• WORK TO BE COMPLETED:
Copy every line that mentions the word "close".

• STORED ROWS:

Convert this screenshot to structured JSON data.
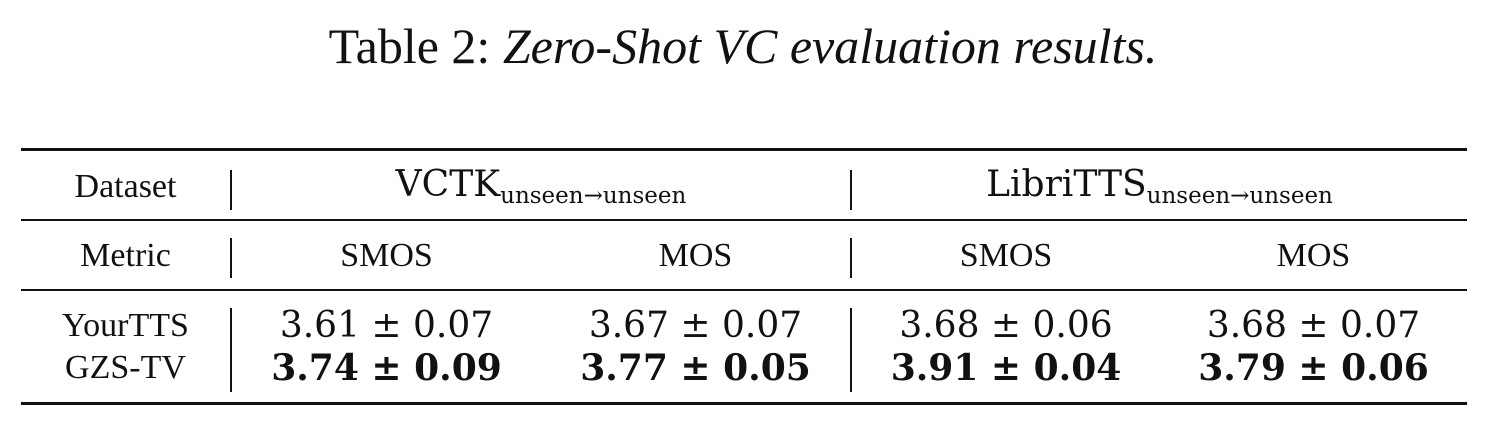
{
  "caption": {
    "prefix": "Table 2:",
    "title": "Zero-Shot VC evaluation results."
  },
  "table": {
    "row_header_label": "Dataset",
    "metric_label": "Metric",
    "groups": [
      {
        "name": "VCTK",
        "subscript": "unseen→unseen"
      },
      {
        "name": "LibriTTS",
        "subscript": "unseen→unseen"
      }
    ],
    "metrics": [
      "SMOS",
      "MOS",
      "SMOS",
      "MOS"
    ],
    "rows": [
      {
        "model": "YourTTS",
        "bold": false,
        "values": [
          "3.61 ± 0.07",
          "3.67 ± 0.07",
          "3.68 ± 0.06",
          "3.68 ± 0.07"
        ]
      },
      {
        "model": "GZS-TV",
        "bold": true,
        "values": [
          "3.74 ± 0.09",
          "3.77 ± 0.05",
          "3.91 ± 0.04",
          "3.79 ± 0.06"
        ]
      }
    ]
  }
}
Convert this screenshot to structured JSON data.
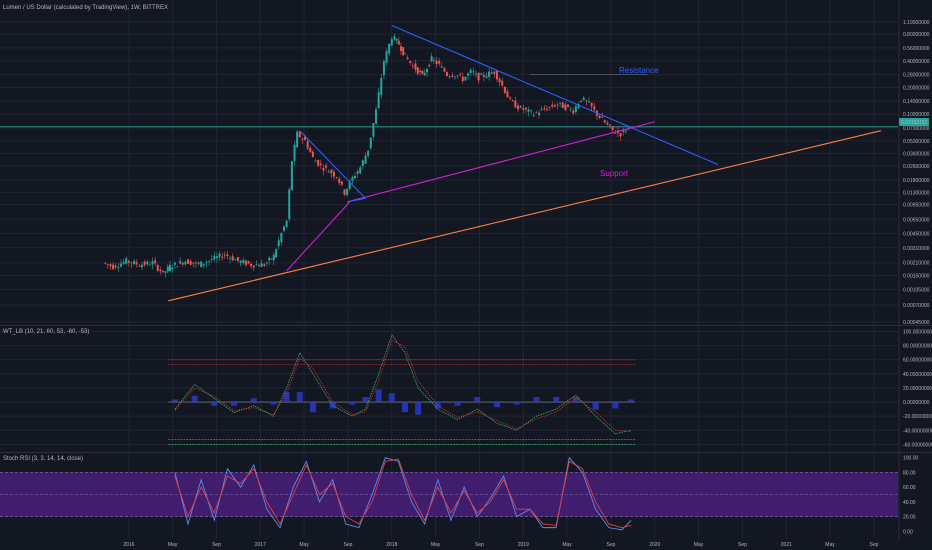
{
  "colors": {
    "background": "#131722",
    "grid": "#1f2433",
    "axis_text": "#b2b5be",
    "candle_up": "#26a69a",
    "candle_down": "#ef5350",
    "resistance": "#2962ff",
    "support": "#d020d0",
    "trend": "#ff7f3f",
    "price_tag": "#26a69a",
    "wt1": "#3cb371",
    "wt2": "#c03030",
    "wt_hist": "#2b3bd6",
    "stoch_k": "#5a8cf0",
    "stoch_d": "#e04040",
    "stoch_band": "#4a1e7a"
  },
  "panels": {
    "price": {
      "title": "Lumen / US Dollar (calculated by TradingView), 1W, BITTREX"
    },
    "wt": {
      "title": "WT_LB (10, 21, 60, 53, -60, -53)"
    },
    "stoch": {
      "title": "Stoch RSI (3, 3, 14, 14, close)"
    }
  },
  "annotations": {
    "resistance": "Resistance",
    "support": "Support"
  },
  "price_tag": "0.07192112",
  "chart_data": [
    {
      "type": "candlestick",
      "title": "Lumen / US Dollar (calculated by TradingView), 1W, BITTREX",
      "scale": "log",
      "y_ticks": [
        "1.10000000",
        "0.80000000",
        "0.56000000",
        "0.40000000",
        "0.28000000",
        "0.20000000",
        "0.14000000",
        "0.10000000",
        "0.07000000",
        "0.05000000",
        "0.03600000",
        "0.02600000",
        "0.01800000",
        "0.01300000",
        "0.00950000",
        "0.00650000",
        "0.00450000",
        "0.00310000",
        "0.00210000",
        "0.00150000",
        "0.00105000",
        "0.00070000",
        "0.00045000"
      ],
      "x_ticks": [
        "2016",
        "May",
        "Sep",
        "2017",
        "May",
        "Sep",
        "2018",
        "May",
        "Sep",
        "2019",
        "May",
        "Sep",
        "2020",
        "May",
        "Sep",
        "2021",
        "May",
        "Sep"
      ],
      "x_tick_dates": [
        2016.0,
        2016.333,
        2016.667,
        2017.0,
        2017.333,
        2017.667,
        2018.0,
        2018.333,
        2018.667,
        2019.0,
        2019.333,
        2019.667,
        2020.0,
        2020.333,
        2020.667,
        2021.0,
        2021.333,
        2021.667
      ],
      "x_range": [
        2015.02,
        2021.85
      ],
      "y_range": [
        0.00045,
        1.35
      ],
      "last_price": 0.07192112,
      "horizontal_levels": [
        0.07192112,
        0.28
      ],
      "price_path": [
        [
          2015.82,
          0.0021
        ],
        [
          2015.9,
          0.0019
        ],
        [
          2016.0,
          0.0022
        ],
        [
          2016.1,
          0.002
        ],
        [
          2016.2,
          0.0021
        ],
        [
          2016.28,
          0.0016
        ],
        [
          2016.33,
          0.0019
        ],
        [
          2016.45,
          0.0022
        ],
        [
          2016.55,
          0.002
        ],
        [
          2016.65,
          0.0023
        ],
        [
          2016.75,
          0.0026
        ],
        [
          2016.85,
          0.0022
        ],
        [
          2016.95,
          0.002
        ],
        [
          2017.05,
          0.002
        ],
        [
          2017.12,
          0.0025
        ],
        [
          2017.18,
          0.0045
        ],
        [
          2017.22,
          0.0062
        ],
        [
          2017.26,
          0.03
        ],
        [
          2017.3,
          0.06
        ],
        [
          2017.36,
          0.05
        ],
        [
          2017.42,
          0.032
        ],
        [
          2017.48,
          0.026
        ],
        [
          2017.54,
          0.023
        ],
        [
          2017.6,
          0.02
        ],
        [
          2017.66,
          0.013
        ],
        [
          2017.72,
          0.019
        ],
        [
          2017.78,
          0.025
        ],
        [
          2017.84,
          0.04
        ],
        [
          2017.9,
          0.11
        ],
        [
          2017.96,
          0.4
        ],
        [
          2018.02,
          0.75
        ],
        [
          2018.07,
          0.62
        ],
        [
          2018.12,
          0.45
        ],
        [
          2018.18,
          0.35
        ],
        [
          2018.25,
          0.27
        ],
        [
          2018.32,
          0.42
        ],
        [
          2018.38,
          0.36
        ],
        [
          2018.44,
          0.28
        ],
        [
          2018.5,
          0.28
        ],
        [
          2018.56,
          0.25
        ],
        [
          2018.62,
          0.3
        ],
        [
          2018.68,
          0.26
        ],
        [
          2018.74,
          0.28
        ],
        [
          2018.8,
          0.3
        ],
        [
          2018.86,
          0.21
        ],
        [
          2018.92,
          0.14
        ],
        [
          2018.98,
          0.12
        ],
        [
          2019.04,
          0.11
        ],
        [
          2019.1,
          0.1
        ],
        [
          2019.16,
          0.11
        ],
        [
          2019.22,
          0.12
        ],
        [
          2019.28,
          0.13
        ],
        [
          2019.34,
          0.12
        ],
        [
          2019.4,
          0.11
        ],
        [
          2019.46,
          0.15
        ],
        [
          2019.52,
          0.13
        ],
        [
          2019.58,
          0.1
        ],
        [
          2019.64,
          0.08
        ],
        [
          2019.7,
          0.065
        ],
        [
          2019.76,
          0.06
        ],
        [
          2019.82,
          0.072
        ]
      ],
      "lines": [
        {
          "label": "Resistance",
          "points": [
            [
              2018.0,
              1.0
            ],
            [
              2020.48,
              0.027
            ]
          ]
        },
        {
          "label": "Support",
          "points": [
            [
              2017.66,
              0.0102
            ],
            [
              2020.0,
              0.082
            ]
          ]
        },
        {
          "label": "",
          "points": [
            [
              2016.3,
              0.00078
            ],
            [
              2021.72,
              0.065
            ]
          ]
        },
        {
          "label": "",
          "points": [
            [
              2017.2,
              0.0017
            ],
            [
              2017.68,
              0.0102
            ]
          ]
        },
        {
          "label": "",
          "points": [
            [
              2017.3,
              0.065
            ],
            [
              2017.8,
              0.0112
            ]
          ]
        },
        {
          "label": "",
          "points": [
            [
              2017.66,
              0.0102
            ],
            [
              2017.8,
              0.0112
            ]
          ]
        }
      ]
    },
    {
      "type": "line",
      "title": "WT_LB (10, 21, 60, 53, -60, -53)",
      "y_ticks": [
        100,
        80,
        60,
        40,
        20,
        0,
        -20,
        -40,
        -60
      ],
      "y_tick_labels": [
        "100.00000000",
        "80.00000000",
        "60.00000000",
        "40.00000000",
        "20.00000000",
        "0.00000000",
        "-20.00000000",
        "-40.00000000",
        "-60.00000000"
      ],
      "y_range": [
        -68,
        105
      ],
      "levels": [
        60,
        53,
        0,
        -53,
        -60
      ],
      "series": [
        {
          "name": "",
          "x": [
            2016.35,
            2016.5,
            2016.65,
            2016.8,
            2016.95,
            2017.1,
            2017.2,
            2017.3,
            2017.4,
            2017.55,
            2017.7,
            2017.8,
            2017.9,
            2018.0,
            2018.1,
            2018.2,
            2018.35,
            2018.5,
            2018.65,
            2018.8,
            2018.95,
            2019.1,
            2019.25,
            2019.4,
            2019.55,
            2019.7,
            2019.82
          ],
          "values": [
            -10,
            25,
            5,
            -15,
            -5,
            -20,
            20,
            70,
            40,
            -5,
            -20,
            -10,
            40,
            95,
            70,
            20,
            -10,
            -25,
            -10,
            -30,
            -40,
            -20,
            -10,
            10,
            -20,
            -45,
            -40
          ]
        },
        {
          "name": "",
          "x": [
            2016.35,
            2016.5,
            2016.65,
            2016.8,
            2016.95,
            2017.1,
            2017.2,
            2017.3,
            2017.4,
            2017.55,
            2017.7,
            2017.8,
            2017.9,
            2018.0,
            2018.1,
            2018.2,
            2018.35,
            2018.5,
            2018.65,
            2018.8,
            2018.95,
            2019.1,
            2019.25,
            2019.4,
            2019.55,
            2019.7,
            2019.82
          ],
          "values": [
            -12,
            20,
            8,
            -12,
            -8,
            -18,
            12,
            62,
            48,
            0,
            -18,
            -14,
            30,
            88,
            78,
            30,
            -5,
            -22,
            -14,
            -26,
            -38,
            -24,
            -14,
            6,
            -14,
            -40,
            -42
          ]
        }
      ]
    },
    {
      "type": "line",
      "title": "Stoch RSI (3, 3, 14, 14, close)",
      "y_ticks": [
        100,
        80,
        60,
        40,
        20,
        0
      ],
      "y_tick_labels": [
        "100.00",
        "80.00",
        "60.00",
        "40.00",
        "20.00",
        "0.00"
      ],
      "y_range": [
        -5,
        105
      ],
      "band": [
        20,
        80
      ],
      "series": [
        {
          "name": "",
          "x": [
            2016.35,
            2016.45,
            2016.55,
            2016.65,
            2016.75,
            2016.85,
            2016.95,
            2017.05,
            2017.15,
            2017.25,
            2017.35,
            2017.45,
            2017.55,
            2017.65,
            2017.75,
            2017.85,
            2017.95,
            2018.05,
            2018.15,
            2018.25,
            2018.35,
            2018.45,
            2018.55,
            2018.65,
            2018.75,
            2018.85,
            2018.95,
            2019.05,
            2019.15,
            2019.25,
            2019.35,
            2019.45,
            2019.55,
            2019.65,
            2019.75,
            2019.82
          ],
          "values": [
            80,
            10,
            70,
            15,
            85,
            60,
            90,
            30,
            5,
            60,
            95,
            40,
            70,
            10,
            5,
            50,
            100,
            95,
            40,
            10,
            70,
            15,
            60,
            20,
            45,
            75,
            20,
            30,
            5,
            5,
            100,
            80,
            30,
            5,
            2,
            15
          ]
        },
        {
          "name": "",
          "x": [
            2016.35,
            2016.45,
            2016.55,
            2016.65,
            2016.75,
            2016.85,
            2016.95,
            2017.05,
            2017.15,
            2017.25,
            2017.35,
            2017.45,
            2017.55,
            2017.65,
            2017.75,
            2017.85,
            2017.95,
            2018.05,
            2018.15,
            2018.25,
            2018.35,
            2018.45,
            2018.55,
            2018.65,
            2018.75,
            2018.85,
            2018.95,
            2019.05,
            2019.15,
            2019.25,
            2019.35,
            2019.45,
            2019.55,
            2019.65,
            2019.75,
            2019.82
          ],
          "values": [
            75,
            20,
            60,
            25,
            75,
            65,
            85,
            40,
            10,
            50,
            90,
            50,
            65,
            20,
            10,
            40,
            95,
            98,
            50,
            15,
            60,
            25,
            55,
            25,
            40,
            70,
            30,
            30,
            10,
            8,
            95,
            85,
            40,
            10,
            5,
            8
          ]
        }
      ]
    }
  ]
}
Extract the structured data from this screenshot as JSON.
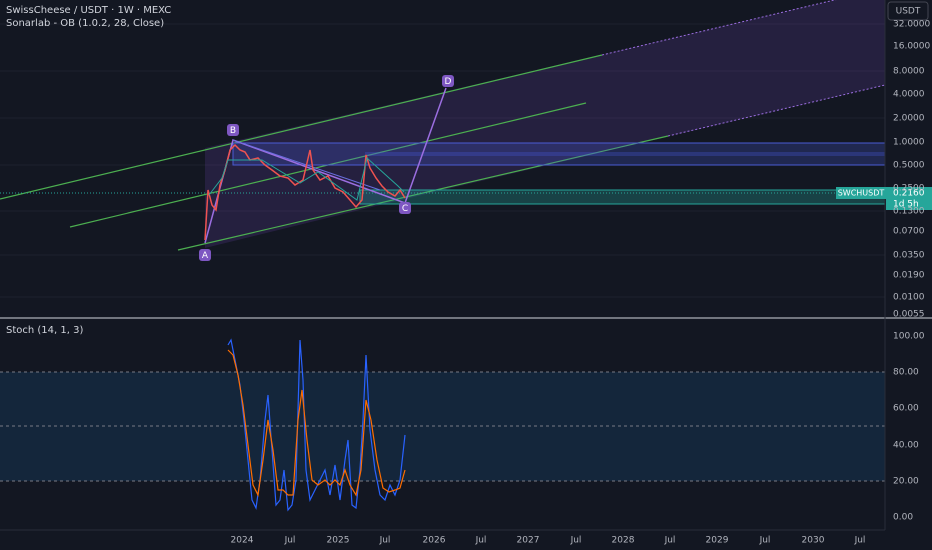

• SOLUTION BELOW:
      "title": "Stoch RSI (3, 3, 14, 14, close)"
      "title": "Stoch RSI (3, 3, 14, 14, close)",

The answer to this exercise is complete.